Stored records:
┌──

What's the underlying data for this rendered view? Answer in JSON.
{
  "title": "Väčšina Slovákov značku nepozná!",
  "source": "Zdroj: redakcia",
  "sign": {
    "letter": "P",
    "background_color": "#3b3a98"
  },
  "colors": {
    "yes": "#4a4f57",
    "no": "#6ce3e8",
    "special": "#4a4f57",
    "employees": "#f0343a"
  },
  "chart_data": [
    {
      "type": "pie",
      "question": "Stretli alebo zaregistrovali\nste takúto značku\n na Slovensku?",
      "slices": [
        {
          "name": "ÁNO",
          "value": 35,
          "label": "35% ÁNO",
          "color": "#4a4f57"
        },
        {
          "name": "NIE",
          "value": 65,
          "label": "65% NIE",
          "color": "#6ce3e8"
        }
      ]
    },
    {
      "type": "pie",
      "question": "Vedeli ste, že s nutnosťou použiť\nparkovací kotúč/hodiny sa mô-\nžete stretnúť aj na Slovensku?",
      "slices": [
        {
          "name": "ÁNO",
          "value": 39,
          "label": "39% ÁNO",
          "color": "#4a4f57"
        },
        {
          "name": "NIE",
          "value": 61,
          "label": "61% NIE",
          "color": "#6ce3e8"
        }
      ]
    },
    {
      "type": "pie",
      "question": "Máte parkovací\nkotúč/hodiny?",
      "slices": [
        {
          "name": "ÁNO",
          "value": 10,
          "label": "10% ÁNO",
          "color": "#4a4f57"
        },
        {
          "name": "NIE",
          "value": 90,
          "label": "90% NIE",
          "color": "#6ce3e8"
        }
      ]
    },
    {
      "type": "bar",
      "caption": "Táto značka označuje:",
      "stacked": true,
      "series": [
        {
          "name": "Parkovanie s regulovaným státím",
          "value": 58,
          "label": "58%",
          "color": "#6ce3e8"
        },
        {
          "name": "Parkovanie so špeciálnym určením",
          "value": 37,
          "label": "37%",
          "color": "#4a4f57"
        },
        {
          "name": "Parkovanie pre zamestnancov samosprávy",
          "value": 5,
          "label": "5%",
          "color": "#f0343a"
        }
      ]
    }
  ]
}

└──

▶ **Exercise objective**: Every record above should be copied exactly.

▶ **Expected output**:
What's the underlying data for this rendered view? Answer in JSON.
{
  "title": "Väčšina Slovákov značku nepozná!",
  "source": "Zdroj: redakcia",
  "sign": {
    "letter": "P",
    "background_color": "#3b3a98"
  },
  "colors": {
    "yes": "#4a4f57",
    "no": "#6ce3e8",
    "special": "#4a4f57",
    "employees": "#f0343a"
  },
  "chart_data": [
    {
      "type": "pie",
      "question": "Stretli alebo zaregistrovali\nste takúto značku\n na Slovensku?",
      "slices": [
        {
          "name": "ÁNO",
          "value": 35,
          "label": "35% ÁNO",
          "color": "#4a4f57"
        },
        {
          "name": "NIE",
          "value": 65,
          "label": "65% NIE",
          "color": "#6ce3e8"
        }
      ]
    },
    {
      "type": "pie",
      "question": "Vedeli ste, že s nutnosťou použiť\nparkovací kotúč/hodiny sa mô-\nžete stretnúť aj na Slovensku?",
      "slices": [
        {
          "name": "ÁNO",
          "value": 39,
          "label": "39% ÁNO",
          "color": "#4a4f57"
        },
        {
          "name": "NIE",
          "value": 61,
          "label": "61% NIE",
          "color": "#6ce3e8"
        }
      ]
    },
    {
      "type": "pie",
      "question": "Máte parkovací\nkotúč/hodiny?",
      "slices": [
        {
          "name": "ÁNO",
          "value": 10,
          "label": "10% ÁNO",
          "color": "#4a4f57"
        },
        {
          "name": "NIE",
          "value": 90,
          "label": "90% NIE",
          "color": "#6ce3e8"
        }
      ]
    },
    {
      "type": "bar",
      "caption": "Táto značka označuje:",
      "stacked": true,
      "series": [
        {
          "name": "Parkovanie s regulovaným státím",
          "value": 58,
          "label": "58%",
          "color": "#6ce3e8"
        },
        {
          "name": "Parkovanie so špeciálnym určením",
          "value": 37,
          "label": "37%",
          "color": "#4a4f57"
        },
        {
          "name": "Parkovanie pre zamestnancov samosprávy",
          "value": 5,
          "label": "5%",
          "color": "#f0343a"
        }
      ]
    }
  ]
}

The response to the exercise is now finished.